── EXTRACTED MATERIAL ──
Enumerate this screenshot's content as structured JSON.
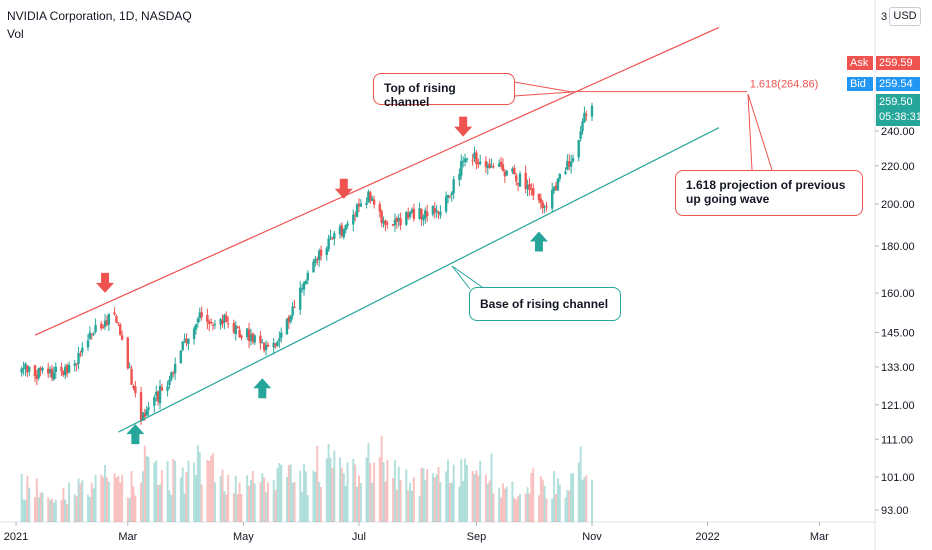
{
  "header": {
    "title": "NVIDIA Corporation, 1D, NASDAQ",
    "volume_label": "Vol",
    "currency_button": "USD"
  },
  "quotes": {
    "ask_label": "Ask",
    "ask_value": "259.59",
    "bid_label": "Bid",
    "bid_value": "259.54",
    "last_price": "259.50",
    "countdown": "05:38:31"
  },
  "colors": {
    "up": "#26a69a",
    "down": "#ef5350",
    "ask_tag": "#ef5350",
    "bid_tag": "#2196f3",
    "upper_channel": "#ef5350",
    "lower_channel": "#26a69a",
    "projection": "#ef5350"
  },
  "annotations": {
    "top_channel": "Top of rising channel",
    "projection_note": "1.618 projection of previous up going wave",
    "base_channel": "Base of rising channel",
    "fib_level": "1.618(264.86)"
  },
  "chart_data": {
    "type": "line",
    "title": "NVIDIA Corporation, 1D, NASDAQ",
    "price_axis": {
      "scale": "log",
      "ticks": [
        "93.00",
        "101.00",
        "111.00",
        "121.00",
        "133.00",
        "145.00",
        "160.00",
        "180.00",
        "200.00",
        "220.00",
        "240.00"
      ],
      "partial_top_tick": "3"
    },
    "x_axis": {
      "ticks": [
        "2021",
        "Mar",
        "May",
        "Jul",
        "Sep",
        "Nov",
        "2022",
        "Mar"
      ]
    },
    "x": [
      "2021-01-04",
      "2021-01-15",
      "2021-01-29",
      "2021-02-12",
      "2021-02-22",
      "2021-03-08",
      "2021-03-22",
      "2021-04-06",
      "2021-04-20",
      "2021-05-03",
      "2021-05-14",
      "2021-05-25",
      "2021-06-08",
      "2021-06-22",
      "2021-07-06",
      "2021-07-16",
      "2021-07-30",
      "2021-08-13",
      "2021-08-27",
      "2021-09-10",
      "2021-09-24",
      "2021-10-08",
      "2021-10-22",
      "2021-11-01"
    ],
    "series": [
      {
        "values": [
          132,
          131,
          132,
          147,
          152,
          117,
          128,
          150,
          150,
          144,
          138,
          150,
          175,
          188,
          205,
          188,
          195,
          197,
          225,
          220,
          213,
          197,
          228,
          259.5
        ]
      }
    ],
    "volume": [
      3.2,
      2.6,
      2.9,
      3.8,
      3.4,
      5.5,
      4.2,
      5.1,
      3.8,
      3.4,
      4.6,
      4.0,
      5.4,
      4.8,
      6.0,
      4.3,
      3.8,
      5.0,
      4.6,
      3.2,
      3.7,
      3.4,
      5.2,
      4.7
    ],
    "channel": {
      "upper": {
        "from": [
          "2021-01-11",
          144
        ],
        "to": [
          "2022-01-07",
          311
        ]
      },
      "lower": {
        "from": [
          "2021-02-24",
          113
        ],
        "to": [
          "2022-01-07",
          242
        ]
      }
    },
    "projection_level": {
      "label": "1.618(264.86)",
      "value": 264.86
    },
    "bearish_arrows": [
      "2021-02-17",
      "2021-06-23",
      "2021-08-25"
    ],
    "bullish_arrows": [
      "2021-03-05",
      "2021-05-11",
      "2021-10-04"
    ]
  }
}
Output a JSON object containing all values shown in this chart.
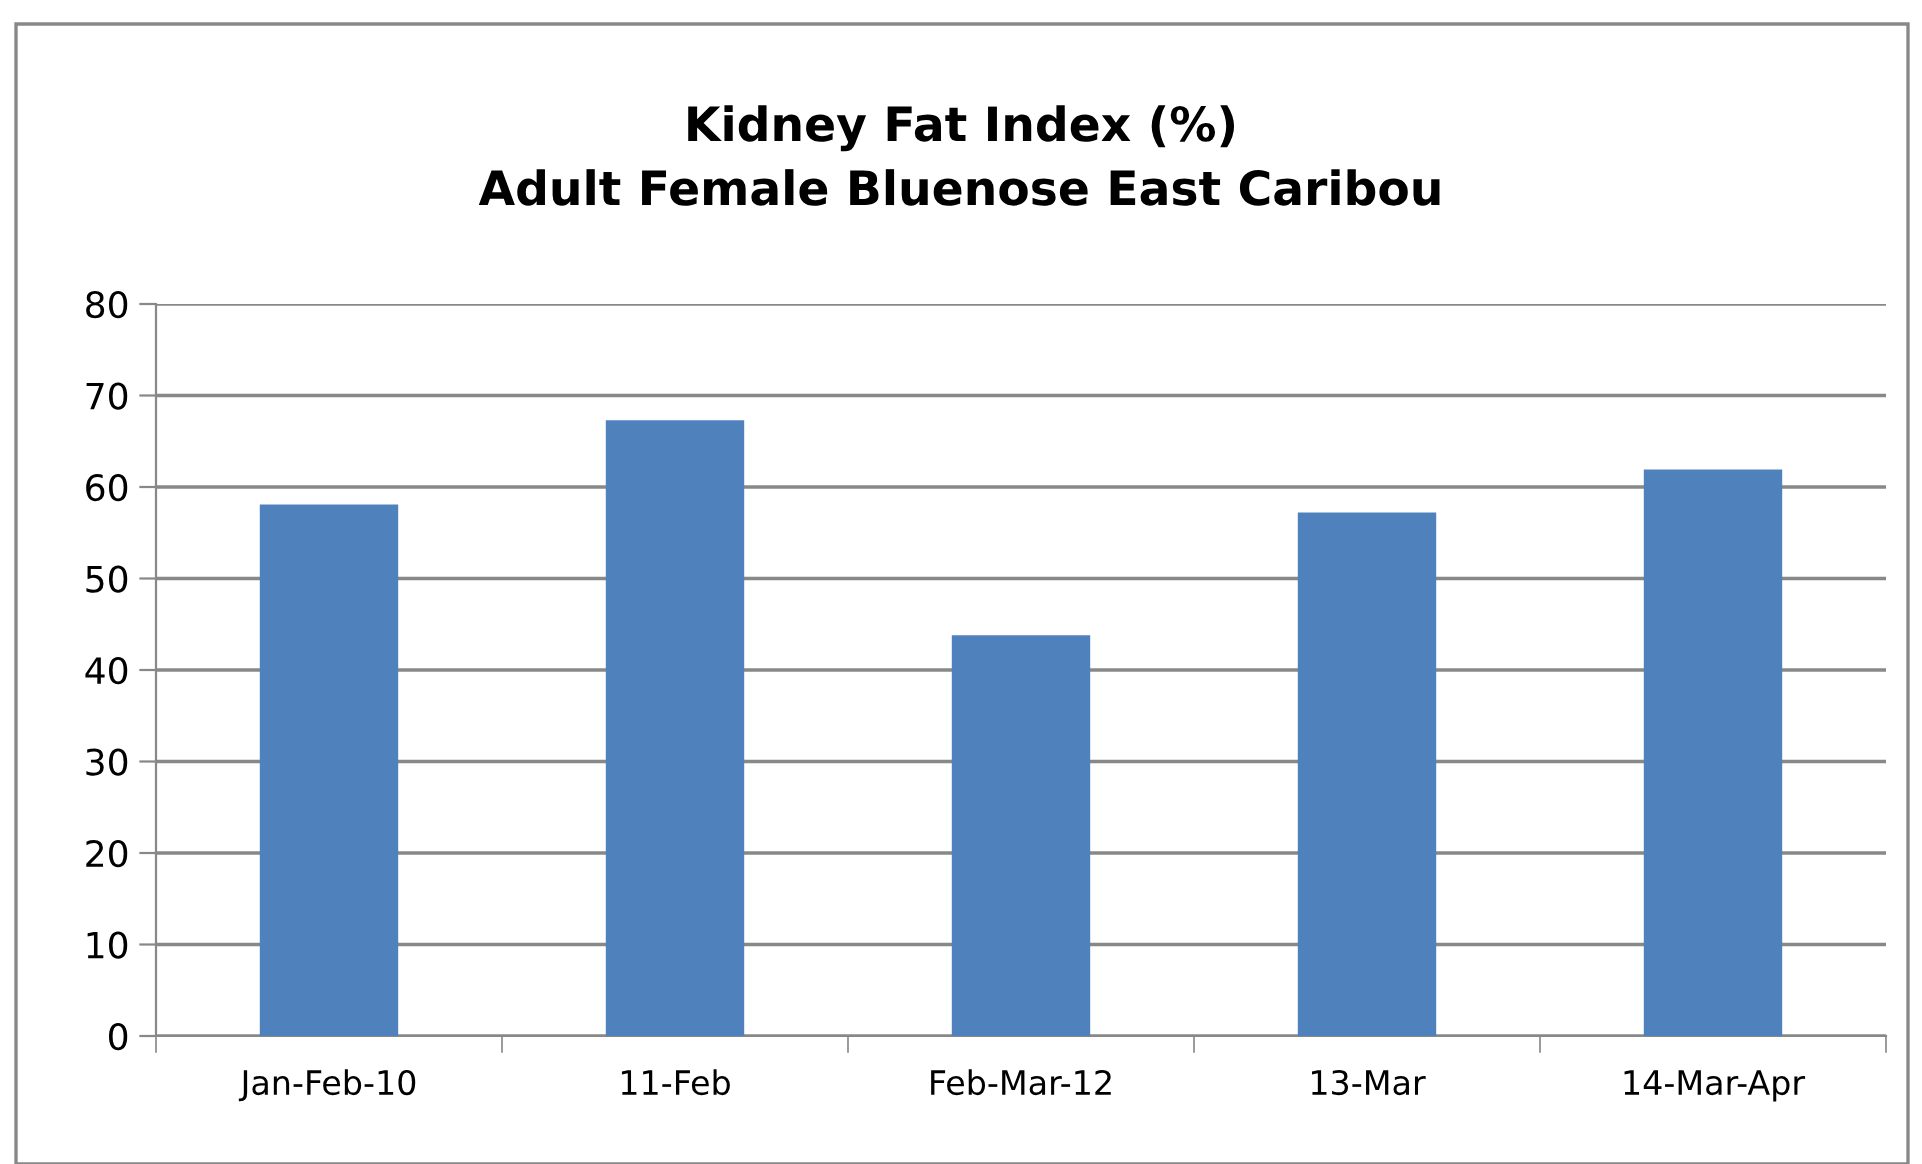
{
  "chart_data": {
    "type": "bar",
    "title": "Kidney Fat Index (%)\nAdult Female Bluenose East Caribou",
    "categories": [
      "Jan-Feb-10",
      "11-Feb",
      "Feb-Mar-12",
      "13-Mar",
      "14-Mar-Apr"
    ],
    "values": [
      58.1,
      67.3,
      43.8,
      57.2,
      61.9
    ],
    "color": "#4f81bd",
    "ylim": [
      0,
      80
    ],
    "yticks": [
      0,
      10,
      20,
      30,
      40,
      50,
      60,
      70,
      80
    ],
    "grid": "y",
    "legend": false
  }
}
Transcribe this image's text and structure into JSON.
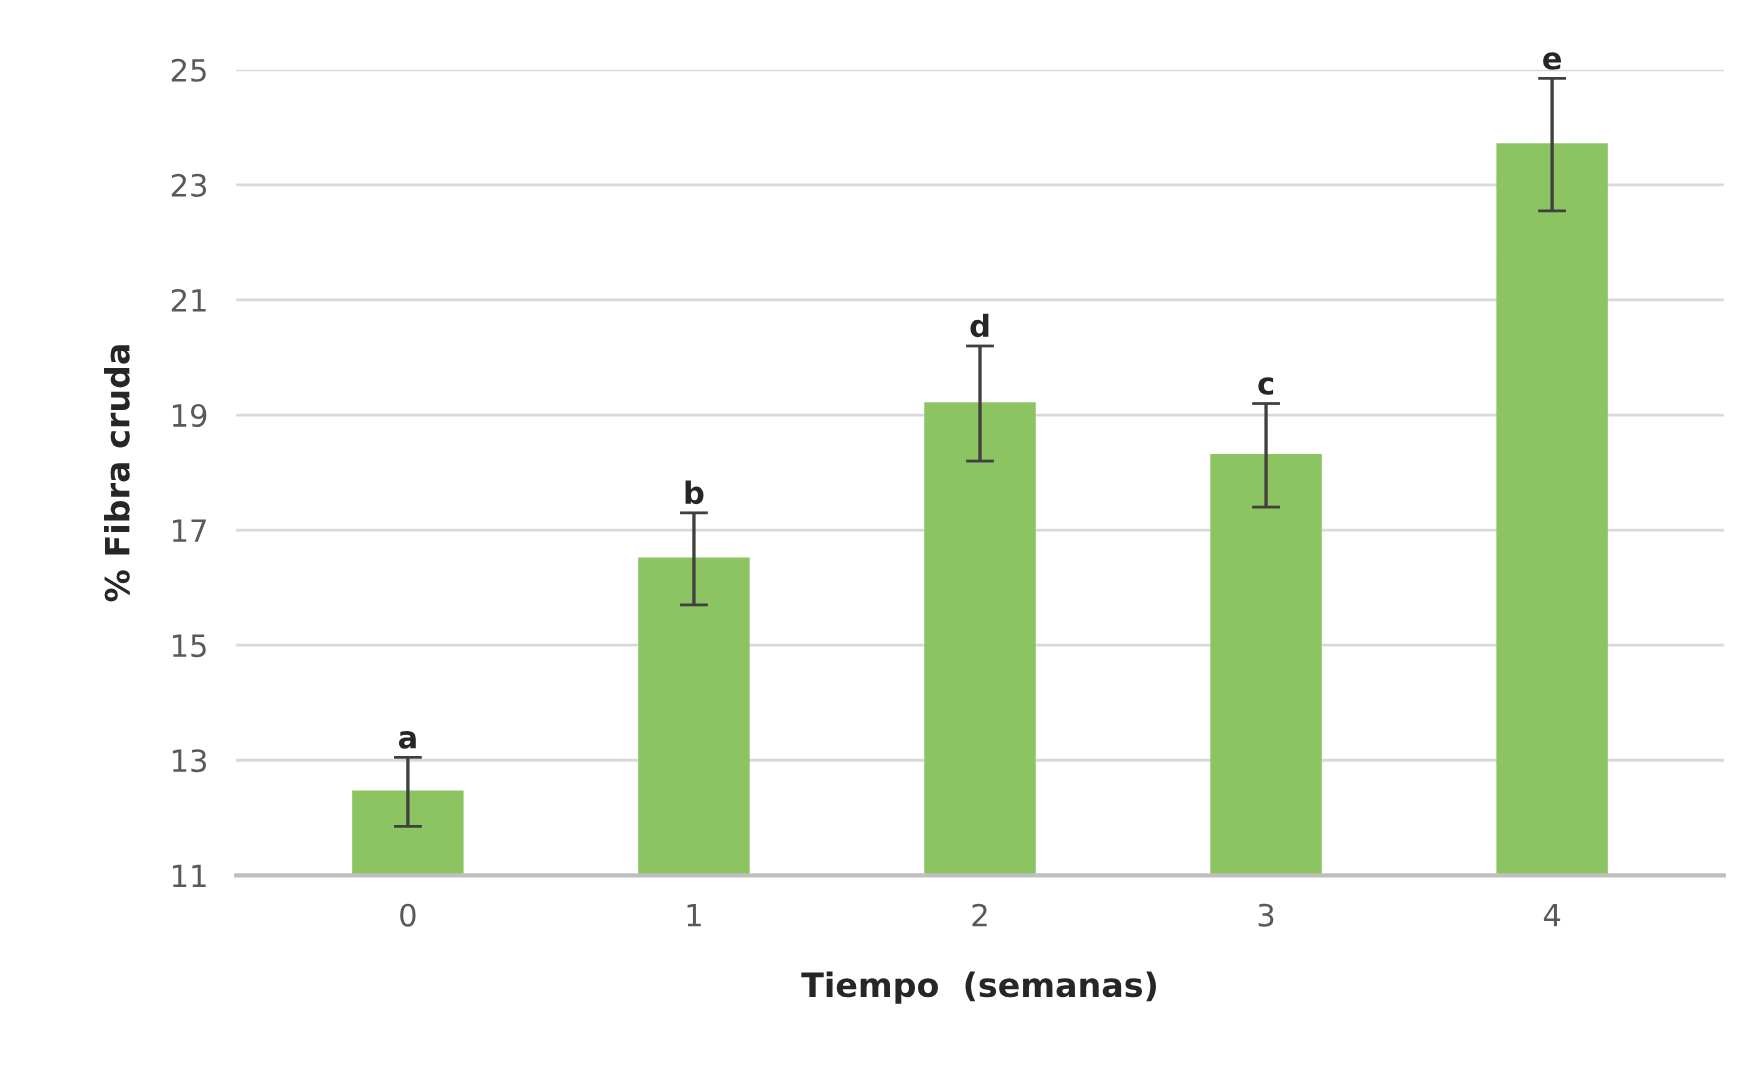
{
  "chart_data": {
    "type": "bar",
    "xlabel": "Tiempo  (semanas)",
    "ylabel": "% Fibra cruda",
    "categories": [
      "0",
      "1",
      "2",
      "3",
      "4"
    ],
    "values": [
      12.45,
      16.5,
      19.2,
      18.3,
      23.7
    ],
    "errors": [
      0.6,
      0.8,
      1.0,
      0.9,
      1.15
    ],
    "color": "#8cc462",
    "ylim": [
      11,
      25
    ],
    "yticks": [
      11,
      13,
      15,
      17,
      19,
      21,
      23,
      25
    ],
    "grid": "y",
    "annotations": [
      {
        "text": "a",
        "x": "0",
        "y": 13.05
      },
      {
        "text": "b",
        "x": "1",
        "y": 17.3
      },
      {
        "text": "d",
        "x": "2",
        "y": 20.2
      },
      {
        "text": "c",
        "x": "3",
        "y": 19.2
      },
      {
        "text": "e",
        "x": "4",
        "y": 24.85
      }
    ]
  }
}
───
• [WHAT THE TASK REQUIRES]: Please repeat the entries exactly. Do not include the pictures.

• [FULL OUTPUT]:
Enumerate this screenshot's content as structured JSON.
{
  "header": {
    "title": "NVIDIA Corporation, 1D, NASDAQ",
    "volume_label": "Vol",
    "currency_button": "USD"
  },
  "quotes": {
    "ask_label": "Ask",
    "ask_value": "259.59",
    "bid_label": "Bid",
    "bid_value": "259.54",
    "last_price": "259.50",
    "countdown": "05:38:31"
  },
  "colors": {
    "up": "#26a69a",
    "down": "#ef5350",
    "ask_tag": "#ef5350",
    "bid_tag": "#2196f3",
    "upper_channel": "#ef5350",
    "lower_channel": "#26a69a",
    "projection": "#ef5350"
  },
  "annotations": {
    "top_channel": "Top of rising channel",
    "projection_note": "1.618 projection of previous up going wave",
    "base_channel": "Base of rising channel",
    "fib_level": "1.618(264.86)"
  },
  "chart_data": {
    "type": "line",
    "title": "NVIDIA Corporation, 1D, NASDAQ",
    "price_axis": {
      "scale": "log",
      "ticks": [
        "93.00",
        "101.00",
        "111.00",
        "121.00",
        "133.00",
        "145.00",
        "160.00",
        "180.00",
        "200.00",
        "220.00",
        "240.00"
      ],
      "partial_top_tick": "3"
    },
    "x_axis": {
      "ticks": [
        "2021",
        "Mar",
        "May",
        "Jul",
        "Sep",
        "Nov",
        "2022",
        "Mar"
      ]
    },
    "x": [
      "2021-01-04",
      "2021-01-15",
      "2021-01-29",
      "2021-02-12",
      "2021-02-22",
      "2021-03-08",
      "2021-03-22",
      "2021-04-06",
      "2021-04-20",
      "2021-05-03",
      "2021-05-14",
      "2021-05-25",
      "2021-06-08",
      "2021-06-22",
      "2021-07-06",
      "2021-07-16",
      "2021-07-30",
      "2021-08-13",
      "2021-08-27",
      "2021-09-10",
      "2021-09-24",
      "2021-10-08",
      "2021-10-22",
      "2021-11-01"
    ],
    "series": [
      {
        "values": [
          132,
          131,
          132,
          147,
          152,
          117,
          128,
          150,
          150,
          144,
          138,
          150,
          175,
          188,
          205,
          188,
          195,
          197,
          225,
          220,
          213,
          197,
          228,
          259.5
        ]
      }
    ],
    "volume": [
      3.2,
      2.6,
      2.9,
      3.8,
      3.4,
      5.5,
      4.2,
      5.1,
      3.8,
      3.4,
      4.6,
      4.0,
      5.4,
      4.8,
      6.0,
      4.3,
      3.8,
      5.0,
      4.6,
      3.2,
      3.7,
      3.4,
      5.2,
      4.7
    ],
    "channel": {
      "upper": {
        "from": [
          "2021-01-11",
          144
        ],
        "to": [
          "2022-01-07",
          311
        ]
      },
      "lower": {
        "from": [
          "2021-02-24",
          113
        ],
        "to": [
          "2022-01-07",
          242
        ]
      }
    },
    "projection_level": {
      "label": "1.618(264.86)",
      "value": 264.86
    },
    "bearish_arrows": [
      "2021-02-17",
      "2021-06-23",
      "2021-08-25"
    ],
    "bullish_arrows": [
      "2021-03-05",
      "2021-05-11",
      "2021-10-04"
    ]
  }
}
Output a JSON object containing all values shown in this chart.
{
  "chart_data": {
    "type": "bar",
    "title": "Kidney Fat Index (%)\nAdult Female Bluenose East Caribou",
    "categories": [
      "Jan-Feb-10",
      "11-Feb",
      "Feb-Mar-12",
      "13-Mar",
      "14-Mar-Apr"
    ],
    "values": [
      58.1,
      67.3,
      43.8,
      57.2,
      61.9
    ],
    "color": "#4f81bd",
    "ylim": [
      0,
      80
    ],
    "yticks": [
      0,
      10,
      20,
      30,
      40,
      50,
      60,
      70,
      80
    ],
    "grid": "y",
    "legend": false
  }
}
Transcribe this image's text and structure into JSON.
{
  "chart_data": {
    "type": "bar",
    "xlabel": "Tiempo  (semanas)",
    "ylabel": "% Fibra cruda",
    "categories": [
      "0",
      "1",
      "2",
      "3",
      "4"
    ],
    "values": [
      12.45,
      16.5,
      19.2,
      18.3,
      23.7
    ],
    "errors": [
      0.6,
      0.8,
      1.0,
      0.9,
      1.15
    ],
    "color": "#8cc462",
    "ylim": [
      11,
      25
    ],
    "yticks": [
      11,
      13,
      15,
      17,
      19,
      21,
      23,
      25
    ],
    "grid": "y",
    "annotations": [
      {
        "text": "a",
        "x": "0",
        "y": 13.05
      },
      {
        "text": "b",
        "x": "1",
        "y": 17.3
      },
      {
        "text": "d",
        "x": "2",
        "y": 20.2
      },
      {
        "text": "c",
        "x": "3",
        "y": 19.2
      },
      {
        "text": "e",
        "x": "4",
        "y": 24.85
      }
    ]
  }
}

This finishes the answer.